== Your task ==
Count how many lines below contain the word "Center", then give that number alone.

== Entries shown ==
* * * * *
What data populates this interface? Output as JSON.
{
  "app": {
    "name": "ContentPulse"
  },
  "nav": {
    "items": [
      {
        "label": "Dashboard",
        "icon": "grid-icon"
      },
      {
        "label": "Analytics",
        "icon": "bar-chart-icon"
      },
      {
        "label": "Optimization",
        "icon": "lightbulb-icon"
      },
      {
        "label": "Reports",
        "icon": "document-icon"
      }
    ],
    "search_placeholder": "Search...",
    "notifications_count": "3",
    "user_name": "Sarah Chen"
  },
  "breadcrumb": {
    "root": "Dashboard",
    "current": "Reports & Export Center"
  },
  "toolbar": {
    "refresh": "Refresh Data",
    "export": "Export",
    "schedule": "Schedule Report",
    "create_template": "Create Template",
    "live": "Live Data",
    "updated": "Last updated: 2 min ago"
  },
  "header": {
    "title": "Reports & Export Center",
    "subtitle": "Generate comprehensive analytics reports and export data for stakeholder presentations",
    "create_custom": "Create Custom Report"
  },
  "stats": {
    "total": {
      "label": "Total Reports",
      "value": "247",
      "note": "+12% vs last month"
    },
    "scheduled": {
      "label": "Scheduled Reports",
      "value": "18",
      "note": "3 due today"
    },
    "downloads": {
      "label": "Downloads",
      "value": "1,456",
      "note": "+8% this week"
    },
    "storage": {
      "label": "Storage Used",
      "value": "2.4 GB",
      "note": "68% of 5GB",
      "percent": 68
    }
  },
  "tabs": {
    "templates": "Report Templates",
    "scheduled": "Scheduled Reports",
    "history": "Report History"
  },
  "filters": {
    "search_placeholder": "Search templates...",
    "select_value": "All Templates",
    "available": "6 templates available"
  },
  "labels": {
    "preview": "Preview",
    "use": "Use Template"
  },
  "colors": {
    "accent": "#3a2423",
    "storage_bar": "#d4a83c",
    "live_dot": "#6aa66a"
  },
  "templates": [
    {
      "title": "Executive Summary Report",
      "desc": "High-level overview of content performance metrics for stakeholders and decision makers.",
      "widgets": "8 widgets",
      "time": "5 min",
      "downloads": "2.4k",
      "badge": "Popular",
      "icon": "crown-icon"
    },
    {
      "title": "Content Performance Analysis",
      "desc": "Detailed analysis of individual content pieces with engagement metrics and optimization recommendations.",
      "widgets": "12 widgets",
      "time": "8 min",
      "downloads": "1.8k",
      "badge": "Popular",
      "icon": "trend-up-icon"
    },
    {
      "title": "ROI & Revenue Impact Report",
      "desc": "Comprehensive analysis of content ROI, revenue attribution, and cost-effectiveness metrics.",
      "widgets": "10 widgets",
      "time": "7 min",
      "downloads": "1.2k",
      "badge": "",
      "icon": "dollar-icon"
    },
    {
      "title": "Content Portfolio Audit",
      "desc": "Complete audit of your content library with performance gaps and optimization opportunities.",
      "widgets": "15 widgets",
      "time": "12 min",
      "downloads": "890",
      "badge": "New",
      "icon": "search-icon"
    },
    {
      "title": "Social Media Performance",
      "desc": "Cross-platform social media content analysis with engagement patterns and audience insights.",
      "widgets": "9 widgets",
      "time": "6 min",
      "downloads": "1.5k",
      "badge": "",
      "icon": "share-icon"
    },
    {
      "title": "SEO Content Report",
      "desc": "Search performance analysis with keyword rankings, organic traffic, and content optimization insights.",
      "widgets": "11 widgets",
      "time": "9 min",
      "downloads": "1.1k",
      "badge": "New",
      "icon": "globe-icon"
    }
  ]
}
* * * * *
== The solution ==
2